Return each line of the listing that contains the string "xlabel".

## begin

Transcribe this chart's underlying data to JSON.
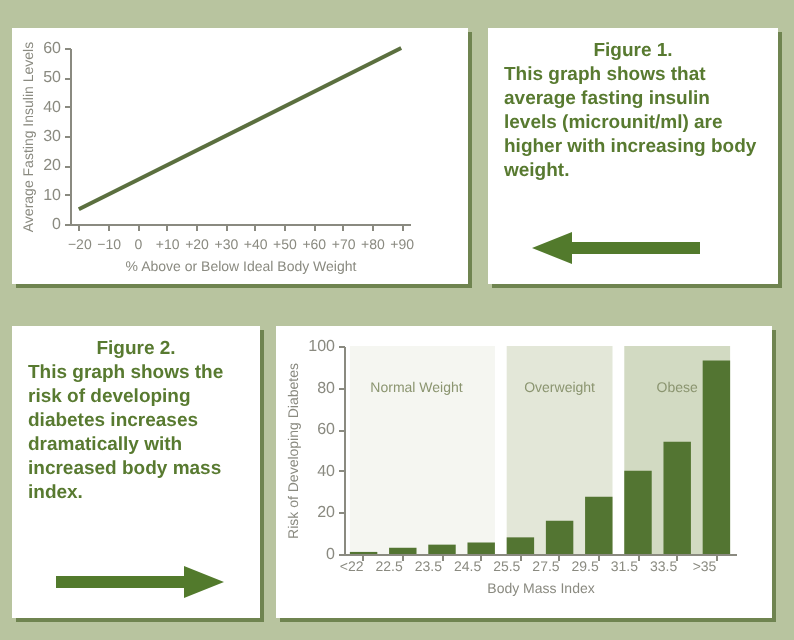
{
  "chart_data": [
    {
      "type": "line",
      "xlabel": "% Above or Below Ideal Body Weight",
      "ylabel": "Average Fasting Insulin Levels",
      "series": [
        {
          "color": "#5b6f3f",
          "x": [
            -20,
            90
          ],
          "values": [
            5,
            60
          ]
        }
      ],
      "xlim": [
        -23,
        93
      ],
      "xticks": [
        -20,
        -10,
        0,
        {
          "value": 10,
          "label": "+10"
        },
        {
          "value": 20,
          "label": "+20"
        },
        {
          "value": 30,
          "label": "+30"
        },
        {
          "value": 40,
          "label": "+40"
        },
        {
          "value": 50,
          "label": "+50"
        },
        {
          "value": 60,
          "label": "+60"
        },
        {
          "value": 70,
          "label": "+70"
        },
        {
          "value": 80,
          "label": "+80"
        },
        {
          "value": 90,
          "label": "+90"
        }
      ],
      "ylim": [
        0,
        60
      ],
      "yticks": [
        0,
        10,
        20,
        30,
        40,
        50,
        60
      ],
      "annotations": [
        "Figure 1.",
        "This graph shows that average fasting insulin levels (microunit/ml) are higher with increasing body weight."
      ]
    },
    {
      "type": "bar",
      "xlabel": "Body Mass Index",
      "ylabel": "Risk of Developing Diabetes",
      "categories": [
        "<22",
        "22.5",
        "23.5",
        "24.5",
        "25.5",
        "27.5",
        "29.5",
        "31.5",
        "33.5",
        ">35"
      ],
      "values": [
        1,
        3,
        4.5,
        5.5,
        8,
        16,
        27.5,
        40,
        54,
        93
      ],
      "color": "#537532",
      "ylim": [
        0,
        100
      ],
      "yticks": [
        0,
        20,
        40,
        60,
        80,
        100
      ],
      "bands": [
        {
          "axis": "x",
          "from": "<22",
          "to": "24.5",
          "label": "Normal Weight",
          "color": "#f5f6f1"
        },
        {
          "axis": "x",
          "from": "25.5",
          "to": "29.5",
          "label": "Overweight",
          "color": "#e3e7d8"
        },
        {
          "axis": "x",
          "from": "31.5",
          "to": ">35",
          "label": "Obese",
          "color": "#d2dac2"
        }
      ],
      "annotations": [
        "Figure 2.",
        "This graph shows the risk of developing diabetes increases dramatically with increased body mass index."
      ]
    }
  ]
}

## end
## begin

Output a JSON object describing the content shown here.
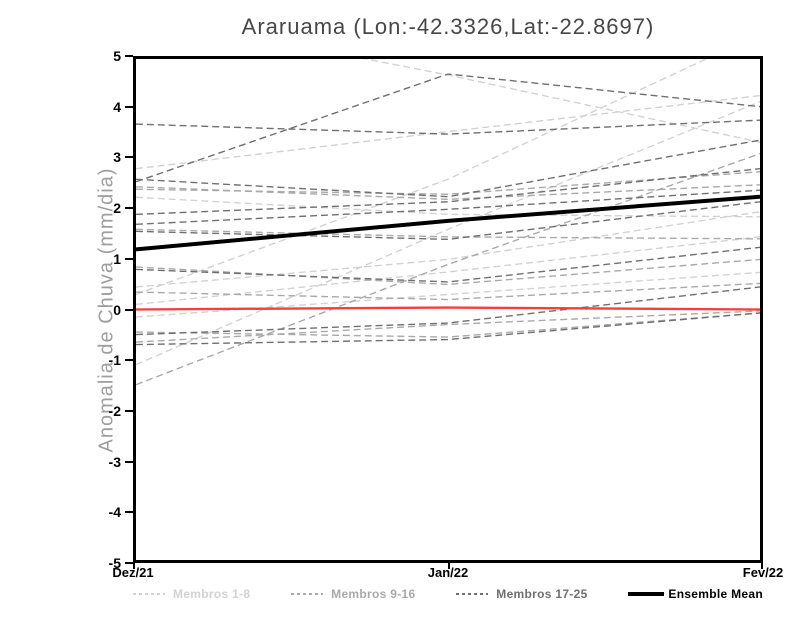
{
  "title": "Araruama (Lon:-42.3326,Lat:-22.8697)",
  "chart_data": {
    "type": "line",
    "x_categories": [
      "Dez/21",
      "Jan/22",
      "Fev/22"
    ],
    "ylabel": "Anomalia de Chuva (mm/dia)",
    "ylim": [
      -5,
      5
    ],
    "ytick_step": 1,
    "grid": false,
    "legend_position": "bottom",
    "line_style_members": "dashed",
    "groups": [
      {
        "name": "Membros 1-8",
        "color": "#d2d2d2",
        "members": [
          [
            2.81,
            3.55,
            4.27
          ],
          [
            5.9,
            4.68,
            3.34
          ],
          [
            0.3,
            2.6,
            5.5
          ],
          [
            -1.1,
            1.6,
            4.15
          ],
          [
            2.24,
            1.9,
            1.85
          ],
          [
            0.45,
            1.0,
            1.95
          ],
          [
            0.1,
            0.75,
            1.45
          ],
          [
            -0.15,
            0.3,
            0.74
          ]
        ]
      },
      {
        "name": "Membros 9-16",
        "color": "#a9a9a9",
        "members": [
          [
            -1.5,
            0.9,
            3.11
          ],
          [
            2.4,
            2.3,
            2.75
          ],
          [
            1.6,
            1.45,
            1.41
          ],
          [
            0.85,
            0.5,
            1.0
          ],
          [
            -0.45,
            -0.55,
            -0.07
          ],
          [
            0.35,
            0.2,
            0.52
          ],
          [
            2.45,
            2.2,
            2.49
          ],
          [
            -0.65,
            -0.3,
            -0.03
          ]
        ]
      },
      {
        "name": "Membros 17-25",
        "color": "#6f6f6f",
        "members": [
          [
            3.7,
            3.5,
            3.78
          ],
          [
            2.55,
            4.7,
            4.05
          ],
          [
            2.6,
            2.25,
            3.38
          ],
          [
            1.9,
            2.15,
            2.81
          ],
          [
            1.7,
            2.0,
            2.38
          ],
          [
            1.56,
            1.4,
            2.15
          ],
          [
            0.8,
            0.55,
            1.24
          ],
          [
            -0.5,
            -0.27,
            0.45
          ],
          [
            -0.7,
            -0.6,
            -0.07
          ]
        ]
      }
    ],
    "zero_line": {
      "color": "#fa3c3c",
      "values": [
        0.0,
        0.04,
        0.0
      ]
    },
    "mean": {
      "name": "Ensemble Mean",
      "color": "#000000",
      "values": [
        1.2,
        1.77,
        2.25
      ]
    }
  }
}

## end

The reply =>
      "xlabel": "% Above or Below Ideal Body Weight",
      "xlabel": "Body Mass Index",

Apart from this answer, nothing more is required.